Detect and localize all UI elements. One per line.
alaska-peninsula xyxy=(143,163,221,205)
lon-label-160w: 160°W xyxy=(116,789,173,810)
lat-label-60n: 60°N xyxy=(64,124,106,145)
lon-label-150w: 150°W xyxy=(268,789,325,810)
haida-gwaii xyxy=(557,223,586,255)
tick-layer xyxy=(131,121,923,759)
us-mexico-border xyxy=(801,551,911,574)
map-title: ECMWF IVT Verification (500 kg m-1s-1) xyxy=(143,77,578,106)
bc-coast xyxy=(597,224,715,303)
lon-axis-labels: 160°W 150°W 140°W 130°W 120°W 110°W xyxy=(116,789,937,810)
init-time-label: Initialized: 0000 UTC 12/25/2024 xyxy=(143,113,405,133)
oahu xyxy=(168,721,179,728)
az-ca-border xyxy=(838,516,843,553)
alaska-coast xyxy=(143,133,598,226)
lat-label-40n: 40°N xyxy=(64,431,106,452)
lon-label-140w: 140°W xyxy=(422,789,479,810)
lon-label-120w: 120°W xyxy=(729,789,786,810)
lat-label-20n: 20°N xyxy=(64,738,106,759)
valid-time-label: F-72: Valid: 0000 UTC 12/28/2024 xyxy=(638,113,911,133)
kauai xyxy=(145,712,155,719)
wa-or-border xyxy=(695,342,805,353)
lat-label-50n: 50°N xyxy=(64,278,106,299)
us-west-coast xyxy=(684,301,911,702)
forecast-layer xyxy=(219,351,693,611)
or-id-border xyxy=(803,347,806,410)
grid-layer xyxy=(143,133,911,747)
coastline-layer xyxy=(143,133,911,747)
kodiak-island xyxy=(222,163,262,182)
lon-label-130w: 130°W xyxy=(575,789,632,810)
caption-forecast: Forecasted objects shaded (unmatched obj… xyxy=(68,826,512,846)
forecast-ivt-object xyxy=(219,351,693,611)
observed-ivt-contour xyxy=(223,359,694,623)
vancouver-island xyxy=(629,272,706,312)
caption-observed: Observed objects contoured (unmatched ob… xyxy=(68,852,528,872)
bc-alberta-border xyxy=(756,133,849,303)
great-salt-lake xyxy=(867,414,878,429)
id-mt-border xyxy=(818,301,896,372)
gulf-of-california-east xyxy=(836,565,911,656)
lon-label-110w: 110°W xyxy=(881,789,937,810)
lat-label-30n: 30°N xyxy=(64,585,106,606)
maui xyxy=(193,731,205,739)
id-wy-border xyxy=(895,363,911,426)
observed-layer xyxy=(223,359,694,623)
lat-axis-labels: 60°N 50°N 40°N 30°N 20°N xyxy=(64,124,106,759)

========================================

Request:
From the start of the records through the line containing "observed-ivt-contour xyxy=(223,359,694,623)", copy out every line unchanged, including that last line.

Solution for this problem:
Detect and localize all UI elements. One per line.
alaska-peninsula xyxy=(143,163,221,205)
lon-label-160w: 160°W xyxy=(116,789,173,810)
lat-label-60n: 60°N xyxy=(64,124,106,145)
lon-label-150w: 150°W xyxy=(268,789,325,810)
haida-gwaii xyxy=(557,223,586,255)
tick-layer xyxy=(131,121,923,759)
us-mexico-border xyxy=(801,551,911,574)
map-title: ECMWF IVT Verification (500 kg m-1s-1) xyxy=(143,77,578,106)
bc-coast xyxy=(597,224,715,303)
lon-axis-labels: 160°W 150°W 140°W 130°W 120°W 110°W xyxy=(116,789,937,810)
init-time-label: Initialized: 0000 UTC 12/25/2024 xyxy=(143,113,405,133)
oahu xyxy=(168,721,179,728)
az-ca-border xyxy=(838,516,843,553)
alaska-coast xyxy=(143,133,598,226)
lat-label-40n: 40°N xyxy=(64,431,106,452)
lon-label-140w: 140°W xyxy=(422,789,479,810)
lon-label-120w: 120°W xyxy=(729,789,786,810)
lat-label-20n: 20°N xyxy=(64,738,106,759)
valid-time-label: F-72: Valid: 0000 UTC 12/28/2024 xyxy=(638,113,911,133)
kauai xyxy=(145,712,155,719)
wa-or-border xyxy=(695,342,805,353)
lat-label-50n: 50°N xyxy=(64,278,106,299)
us-west-coast xyxy=(684,301,911,702)
forecast-layer xyxy=(219,351,693,611)
or-id-border xyxy=(803,347,806,410)
grid-layer xyxy=(143,133,911,747)
coastline-layer xyxy=(143,133,911,747)
kodiak-island xyxy=(222,163,262,182)
lon-label-130w: 130°W xyxy=(575,789,632,810)
caption-forecast: Forecasted objects shaded (unmatched obj… xyxy=(68,826,512,846)
forecast-ivt-object xyxy=(219,351,693,611)
observed-ivt-contour xyxy=(223,359,694,623)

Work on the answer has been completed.